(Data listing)
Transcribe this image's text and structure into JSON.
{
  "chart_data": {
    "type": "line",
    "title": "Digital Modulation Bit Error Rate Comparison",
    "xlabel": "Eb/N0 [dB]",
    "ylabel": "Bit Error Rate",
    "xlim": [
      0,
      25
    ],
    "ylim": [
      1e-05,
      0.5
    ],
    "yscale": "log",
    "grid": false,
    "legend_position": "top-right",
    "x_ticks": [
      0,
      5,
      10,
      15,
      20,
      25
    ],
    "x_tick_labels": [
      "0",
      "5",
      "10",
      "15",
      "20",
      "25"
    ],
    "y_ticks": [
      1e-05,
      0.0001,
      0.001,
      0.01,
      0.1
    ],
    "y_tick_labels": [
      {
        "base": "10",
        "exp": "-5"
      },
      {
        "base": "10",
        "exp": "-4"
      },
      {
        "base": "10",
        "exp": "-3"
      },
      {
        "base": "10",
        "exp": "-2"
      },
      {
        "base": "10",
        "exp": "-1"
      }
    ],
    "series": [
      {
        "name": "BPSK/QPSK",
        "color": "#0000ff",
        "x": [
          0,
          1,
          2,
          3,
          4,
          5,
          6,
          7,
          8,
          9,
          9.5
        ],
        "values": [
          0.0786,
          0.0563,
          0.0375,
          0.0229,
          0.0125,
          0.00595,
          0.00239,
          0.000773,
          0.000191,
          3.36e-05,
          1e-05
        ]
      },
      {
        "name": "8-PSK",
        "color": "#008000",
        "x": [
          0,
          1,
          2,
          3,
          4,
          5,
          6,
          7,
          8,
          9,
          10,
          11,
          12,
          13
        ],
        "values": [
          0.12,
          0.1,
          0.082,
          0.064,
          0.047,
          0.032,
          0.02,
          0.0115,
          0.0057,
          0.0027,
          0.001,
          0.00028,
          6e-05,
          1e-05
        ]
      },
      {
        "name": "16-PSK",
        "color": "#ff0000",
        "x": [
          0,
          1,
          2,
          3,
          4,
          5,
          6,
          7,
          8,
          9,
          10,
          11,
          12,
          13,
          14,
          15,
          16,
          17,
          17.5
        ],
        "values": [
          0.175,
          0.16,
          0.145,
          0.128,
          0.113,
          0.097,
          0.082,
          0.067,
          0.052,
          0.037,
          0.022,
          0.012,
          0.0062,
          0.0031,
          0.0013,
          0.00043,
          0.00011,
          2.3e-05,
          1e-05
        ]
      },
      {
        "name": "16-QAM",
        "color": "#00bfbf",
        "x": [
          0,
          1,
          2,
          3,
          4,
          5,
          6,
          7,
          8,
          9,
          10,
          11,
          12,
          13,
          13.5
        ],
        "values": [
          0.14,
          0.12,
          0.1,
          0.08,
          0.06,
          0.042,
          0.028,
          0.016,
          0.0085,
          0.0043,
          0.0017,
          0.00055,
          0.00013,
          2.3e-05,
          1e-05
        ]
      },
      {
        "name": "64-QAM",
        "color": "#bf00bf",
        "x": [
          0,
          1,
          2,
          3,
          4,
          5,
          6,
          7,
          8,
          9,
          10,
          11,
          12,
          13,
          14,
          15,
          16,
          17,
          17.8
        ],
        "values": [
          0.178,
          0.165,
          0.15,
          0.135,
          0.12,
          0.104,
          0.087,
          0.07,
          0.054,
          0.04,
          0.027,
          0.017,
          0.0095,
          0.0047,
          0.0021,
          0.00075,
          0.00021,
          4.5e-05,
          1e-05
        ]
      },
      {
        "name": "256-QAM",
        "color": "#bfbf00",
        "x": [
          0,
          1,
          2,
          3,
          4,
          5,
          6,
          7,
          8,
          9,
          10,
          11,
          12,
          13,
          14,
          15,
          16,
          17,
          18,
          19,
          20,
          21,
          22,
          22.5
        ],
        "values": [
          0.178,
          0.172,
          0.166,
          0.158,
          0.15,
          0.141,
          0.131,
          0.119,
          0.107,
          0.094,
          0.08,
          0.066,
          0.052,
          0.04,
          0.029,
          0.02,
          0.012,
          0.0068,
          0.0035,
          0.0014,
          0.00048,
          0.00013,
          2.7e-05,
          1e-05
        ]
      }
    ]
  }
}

EXERCISE INSTRUCTIONS ::
How many lines of the listing above include the word "color"? Reply with the number alone.

OUTPUT ::
6